### Task description
Read the entries below and pull out each line with the string "ylabel".

### Listing
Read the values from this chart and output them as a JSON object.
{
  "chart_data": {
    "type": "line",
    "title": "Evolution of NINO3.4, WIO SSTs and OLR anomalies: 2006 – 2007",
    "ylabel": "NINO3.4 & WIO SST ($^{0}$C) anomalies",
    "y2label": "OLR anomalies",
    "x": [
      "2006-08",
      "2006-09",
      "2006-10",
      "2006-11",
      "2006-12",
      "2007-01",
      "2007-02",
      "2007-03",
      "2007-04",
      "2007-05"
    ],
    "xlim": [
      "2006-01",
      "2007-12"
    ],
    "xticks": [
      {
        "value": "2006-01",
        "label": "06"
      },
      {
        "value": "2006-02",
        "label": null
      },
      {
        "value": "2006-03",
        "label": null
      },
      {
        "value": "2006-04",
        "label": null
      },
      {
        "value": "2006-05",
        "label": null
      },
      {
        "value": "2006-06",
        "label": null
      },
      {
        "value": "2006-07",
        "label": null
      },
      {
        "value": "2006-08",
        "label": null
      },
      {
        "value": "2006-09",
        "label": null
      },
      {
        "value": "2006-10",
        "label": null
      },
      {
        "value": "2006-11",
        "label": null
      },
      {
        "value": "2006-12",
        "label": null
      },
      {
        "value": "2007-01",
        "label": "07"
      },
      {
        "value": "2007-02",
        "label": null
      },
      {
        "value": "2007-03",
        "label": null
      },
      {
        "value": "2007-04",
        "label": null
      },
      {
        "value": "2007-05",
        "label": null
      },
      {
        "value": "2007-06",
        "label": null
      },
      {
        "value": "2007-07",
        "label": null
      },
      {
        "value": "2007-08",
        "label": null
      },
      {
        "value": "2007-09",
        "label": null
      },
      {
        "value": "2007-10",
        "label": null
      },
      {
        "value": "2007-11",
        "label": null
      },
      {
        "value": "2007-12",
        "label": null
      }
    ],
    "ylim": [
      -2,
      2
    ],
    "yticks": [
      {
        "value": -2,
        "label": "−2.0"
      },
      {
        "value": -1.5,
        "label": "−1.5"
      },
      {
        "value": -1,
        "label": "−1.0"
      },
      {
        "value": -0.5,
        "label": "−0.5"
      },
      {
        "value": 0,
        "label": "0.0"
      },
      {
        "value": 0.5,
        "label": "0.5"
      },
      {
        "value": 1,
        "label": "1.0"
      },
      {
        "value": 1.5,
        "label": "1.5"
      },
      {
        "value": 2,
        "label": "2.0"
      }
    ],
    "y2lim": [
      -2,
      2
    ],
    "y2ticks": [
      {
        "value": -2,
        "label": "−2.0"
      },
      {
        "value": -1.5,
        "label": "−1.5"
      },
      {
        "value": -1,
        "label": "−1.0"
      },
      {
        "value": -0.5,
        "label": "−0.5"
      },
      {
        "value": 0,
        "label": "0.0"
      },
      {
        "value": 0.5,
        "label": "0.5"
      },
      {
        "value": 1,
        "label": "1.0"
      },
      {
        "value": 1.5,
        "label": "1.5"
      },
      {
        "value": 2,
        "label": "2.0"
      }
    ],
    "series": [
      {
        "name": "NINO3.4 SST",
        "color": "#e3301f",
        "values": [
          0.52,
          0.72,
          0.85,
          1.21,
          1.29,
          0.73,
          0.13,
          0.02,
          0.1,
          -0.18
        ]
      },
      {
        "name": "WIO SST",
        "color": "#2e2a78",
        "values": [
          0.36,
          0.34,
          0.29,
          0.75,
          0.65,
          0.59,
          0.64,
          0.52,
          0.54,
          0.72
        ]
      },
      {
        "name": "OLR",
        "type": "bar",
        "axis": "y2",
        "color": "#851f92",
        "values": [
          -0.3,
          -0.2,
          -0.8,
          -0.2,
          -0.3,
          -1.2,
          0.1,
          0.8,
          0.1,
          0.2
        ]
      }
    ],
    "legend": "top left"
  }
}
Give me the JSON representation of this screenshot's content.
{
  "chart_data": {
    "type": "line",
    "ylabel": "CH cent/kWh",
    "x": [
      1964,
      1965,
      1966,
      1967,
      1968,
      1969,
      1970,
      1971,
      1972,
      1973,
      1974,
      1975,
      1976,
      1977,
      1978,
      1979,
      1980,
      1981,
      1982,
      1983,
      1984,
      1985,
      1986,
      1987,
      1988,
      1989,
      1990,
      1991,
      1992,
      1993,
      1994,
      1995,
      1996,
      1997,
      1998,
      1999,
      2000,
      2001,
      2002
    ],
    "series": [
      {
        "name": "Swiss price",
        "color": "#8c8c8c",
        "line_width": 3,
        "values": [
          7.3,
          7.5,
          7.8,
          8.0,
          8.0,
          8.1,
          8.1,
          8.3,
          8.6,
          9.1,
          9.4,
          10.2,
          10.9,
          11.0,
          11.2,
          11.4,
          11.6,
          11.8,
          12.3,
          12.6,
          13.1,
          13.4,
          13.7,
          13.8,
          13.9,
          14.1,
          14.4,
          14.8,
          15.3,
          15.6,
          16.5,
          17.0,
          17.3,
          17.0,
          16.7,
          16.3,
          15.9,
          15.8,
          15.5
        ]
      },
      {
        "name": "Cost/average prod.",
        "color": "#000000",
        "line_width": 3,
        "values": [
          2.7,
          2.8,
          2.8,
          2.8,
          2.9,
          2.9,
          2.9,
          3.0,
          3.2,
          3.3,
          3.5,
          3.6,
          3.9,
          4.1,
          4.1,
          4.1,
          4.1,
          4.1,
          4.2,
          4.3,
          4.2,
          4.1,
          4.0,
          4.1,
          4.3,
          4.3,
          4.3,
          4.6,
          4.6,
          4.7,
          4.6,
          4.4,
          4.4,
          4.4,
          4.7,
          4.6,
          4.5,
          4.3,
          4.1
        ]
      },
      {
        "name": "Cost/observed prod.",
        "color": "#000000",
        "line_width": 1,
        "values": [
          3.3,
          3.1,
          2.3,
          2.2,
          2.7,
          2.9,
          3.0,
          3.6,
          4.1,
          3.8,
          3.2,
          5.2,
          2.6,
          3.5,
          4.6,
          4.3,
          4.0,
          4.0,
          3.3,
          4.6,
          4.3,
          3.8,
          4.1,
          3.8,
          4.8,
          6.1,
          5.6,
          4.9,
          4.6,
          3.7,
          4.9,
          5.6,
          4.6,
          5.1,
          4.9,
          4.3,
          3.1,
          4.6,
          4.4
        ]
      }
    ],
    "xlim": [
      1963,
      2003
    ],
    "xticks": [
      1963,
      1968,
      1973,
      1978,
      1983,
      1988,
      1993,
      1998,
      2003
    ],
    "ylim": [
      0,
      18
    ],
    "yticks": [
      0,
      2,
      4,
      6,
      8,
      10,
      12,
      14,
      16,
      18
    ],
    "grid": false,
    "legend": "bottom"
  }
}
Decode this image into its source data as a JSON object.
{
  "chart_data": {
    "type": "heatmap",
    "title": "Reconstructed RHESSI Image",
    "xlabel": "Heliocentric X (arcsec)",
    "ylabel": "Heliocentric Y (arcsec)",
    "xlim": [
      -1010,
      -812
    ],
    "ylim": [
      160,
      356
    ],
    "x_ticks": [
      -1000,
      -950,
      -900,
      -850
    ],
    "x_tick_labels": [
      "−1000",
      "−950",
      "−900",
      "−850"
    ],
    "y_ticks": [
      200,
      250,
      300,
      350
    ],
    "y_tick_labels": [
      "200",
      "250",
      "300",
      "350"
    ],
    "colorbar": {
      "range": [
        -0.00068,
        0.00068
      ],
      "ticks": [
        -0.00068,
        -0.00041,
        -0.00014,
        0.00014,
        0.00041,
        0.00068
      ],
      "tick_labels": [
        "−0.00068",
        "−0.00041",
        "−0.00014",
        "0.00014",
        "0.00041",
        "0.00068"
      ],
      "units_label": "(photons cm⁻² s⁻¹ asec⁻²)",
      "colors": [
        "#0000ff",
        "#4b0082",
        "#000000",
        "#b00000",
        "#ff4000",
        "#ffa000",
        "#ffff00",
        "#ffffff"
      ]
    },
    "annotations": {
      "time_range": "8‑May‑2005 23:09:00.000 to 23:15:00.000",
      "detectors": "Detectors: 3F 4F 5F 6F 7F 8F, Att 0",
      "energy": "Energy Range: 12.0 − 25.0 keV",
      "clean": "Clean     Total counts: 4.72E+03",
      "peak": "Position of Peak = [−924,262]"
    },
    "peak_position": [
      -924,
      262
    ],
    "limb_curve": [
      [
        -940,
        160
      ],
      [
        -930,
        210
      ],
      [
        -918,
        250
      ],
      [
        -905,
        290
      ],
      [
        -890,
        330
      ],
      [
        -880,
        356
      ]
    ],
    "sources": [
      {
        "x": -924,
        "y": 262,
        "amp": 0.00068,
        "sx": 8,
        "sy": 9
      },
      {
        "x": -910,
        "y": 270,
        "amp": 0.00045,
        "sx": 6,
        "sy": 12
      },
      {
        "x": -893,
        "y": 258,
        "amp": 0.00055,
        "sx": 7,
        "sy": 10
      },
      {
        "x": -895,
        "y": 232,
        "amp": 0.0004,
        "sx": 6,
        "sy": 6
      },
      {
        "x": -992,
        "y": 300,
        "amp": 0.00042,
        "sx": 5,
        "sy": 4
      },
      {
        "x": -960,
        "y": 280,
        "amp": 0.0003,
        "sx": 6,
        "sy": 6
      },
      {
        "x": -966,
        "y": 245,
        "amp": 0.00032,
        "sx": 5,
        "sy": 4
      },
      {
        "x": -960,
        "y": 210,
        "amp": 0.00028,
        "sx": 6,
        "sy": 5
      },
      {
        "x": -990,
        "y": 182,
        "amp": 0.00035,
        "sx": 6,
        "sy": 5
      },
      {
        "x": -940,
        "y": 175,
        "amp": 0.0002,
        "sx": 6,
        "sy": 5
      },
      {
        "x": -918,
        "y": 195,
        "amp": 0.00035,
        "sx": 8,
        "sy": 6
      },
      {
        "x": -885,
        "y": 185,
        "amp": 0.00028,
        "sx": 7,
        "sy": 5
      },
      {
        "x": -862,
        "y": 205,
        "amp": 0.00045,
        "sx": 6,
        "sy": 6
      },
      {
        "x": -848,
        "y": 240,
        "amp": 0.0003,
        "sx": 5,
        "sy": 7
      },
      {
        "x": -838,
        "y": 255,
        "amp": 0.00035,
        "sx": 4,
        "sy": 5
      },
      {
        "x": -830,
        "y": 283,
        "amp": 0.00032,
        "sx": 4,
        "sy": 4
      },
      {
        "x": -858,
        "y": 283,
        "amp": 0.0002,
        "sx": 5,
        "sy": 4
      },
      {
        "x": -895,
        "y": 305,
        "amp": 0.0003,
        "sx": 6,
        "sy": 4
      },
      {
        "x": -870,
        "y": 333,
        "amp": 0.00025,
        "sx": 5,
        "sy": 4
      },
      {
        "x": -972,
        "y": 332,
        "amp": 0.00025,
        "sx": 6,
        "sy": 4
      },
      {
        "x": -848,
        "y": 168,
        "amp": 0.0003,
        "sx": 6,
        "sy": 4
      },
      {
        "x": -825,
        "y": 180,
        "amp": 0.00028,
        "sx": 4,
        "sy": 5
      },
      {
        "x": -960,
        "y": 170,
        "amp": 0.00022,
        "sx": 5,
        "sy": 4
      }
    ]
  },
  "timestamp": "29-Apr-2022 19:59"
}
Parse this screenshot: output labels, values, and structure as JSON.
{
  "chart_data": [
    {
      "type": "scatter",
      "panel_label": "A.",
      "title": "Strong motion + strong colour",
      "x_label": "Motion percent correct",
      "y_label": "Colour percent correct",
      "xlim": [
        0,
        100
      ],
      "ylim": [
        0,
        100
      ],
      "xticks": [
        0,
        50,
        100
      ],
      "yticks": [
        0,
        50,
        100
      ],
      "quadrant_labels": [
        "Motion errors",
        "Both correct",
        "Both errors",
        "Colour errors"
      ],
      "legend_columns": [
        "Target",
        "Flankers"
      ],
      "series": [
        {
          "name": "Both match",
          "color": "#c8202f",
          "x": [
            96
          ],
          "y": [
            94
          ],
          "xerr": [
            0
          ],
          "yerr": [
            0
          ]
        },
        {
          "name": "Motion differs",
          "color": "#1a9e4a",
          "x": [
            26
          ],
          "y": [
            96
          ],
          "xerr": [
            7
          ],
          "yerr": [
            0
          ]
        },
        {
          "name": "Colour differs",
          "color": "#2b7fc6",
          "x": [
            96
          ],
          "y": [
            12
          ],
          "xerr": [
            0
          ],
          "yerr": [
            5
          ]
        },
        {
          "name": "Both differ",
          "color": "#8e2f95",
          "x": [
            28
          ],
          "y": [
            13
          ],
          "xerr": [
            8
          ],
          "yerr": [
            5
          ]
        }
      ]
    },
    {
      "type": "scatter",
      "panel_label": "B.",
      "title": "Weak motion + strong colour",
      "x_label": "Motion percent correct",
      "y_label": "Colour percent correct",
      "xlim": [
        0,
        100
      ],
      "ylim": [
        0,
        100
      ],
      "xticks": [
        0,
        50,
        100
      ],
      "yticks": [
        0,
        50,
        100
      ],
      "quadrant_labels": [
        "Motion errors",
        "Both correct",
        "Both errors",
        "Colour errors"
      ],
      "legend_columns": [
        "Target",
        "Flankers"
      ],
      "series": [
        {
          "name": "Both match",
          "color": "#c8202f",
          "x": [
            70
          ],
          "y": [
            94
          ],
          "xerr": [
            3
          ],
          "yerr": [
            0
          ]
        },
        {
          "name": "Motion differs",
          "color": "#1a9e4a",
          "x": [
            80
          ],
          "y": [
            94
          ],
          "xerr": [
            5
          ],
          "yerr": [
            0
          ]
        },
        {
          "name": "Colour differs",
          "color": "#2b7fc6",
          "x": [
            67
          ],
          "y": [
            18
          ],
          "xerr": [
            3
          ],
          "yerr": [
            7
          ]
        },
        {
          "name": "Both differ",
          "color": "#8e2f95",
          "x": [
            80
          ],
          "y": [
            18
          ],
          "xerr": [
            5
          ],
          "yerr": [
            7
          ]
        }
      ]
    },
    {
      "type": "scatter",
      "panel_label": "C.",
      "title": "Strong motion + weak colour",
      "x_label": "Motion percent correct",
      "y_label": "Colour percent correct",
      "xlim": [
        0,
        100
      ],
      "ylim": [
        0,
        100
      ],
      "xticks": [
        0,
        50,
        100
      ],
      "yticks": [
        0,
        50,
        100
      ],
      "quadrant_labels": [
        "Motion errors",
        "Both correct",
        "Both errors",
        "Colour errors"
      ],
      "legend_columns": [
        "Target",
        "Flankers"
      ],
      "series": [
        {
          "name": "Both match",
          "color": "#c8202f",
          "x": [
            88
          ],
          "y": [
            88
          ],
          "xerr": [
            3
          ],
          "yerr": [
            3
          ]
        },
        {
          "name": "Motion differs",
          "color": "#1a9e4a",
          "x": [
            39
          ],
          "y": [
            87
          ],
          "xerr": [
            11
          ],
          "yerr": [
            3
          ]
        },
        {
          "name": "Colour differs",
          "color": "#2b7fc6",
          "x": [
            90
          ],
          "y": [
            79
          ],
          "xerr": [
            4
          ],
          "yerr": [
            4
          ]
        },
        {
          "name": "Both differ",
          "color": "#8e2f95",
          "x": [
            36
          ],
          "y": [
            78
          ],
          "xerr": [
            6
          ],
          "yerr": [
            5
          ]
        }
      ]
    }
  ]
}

### Full output
    "ylabel": "NINO3.4 & WIO SST ($^{0}$C) anomalies",
    "ylabel": "CH cent/kWh",
    "ylabel": "Heliocentric Y (arcsec)",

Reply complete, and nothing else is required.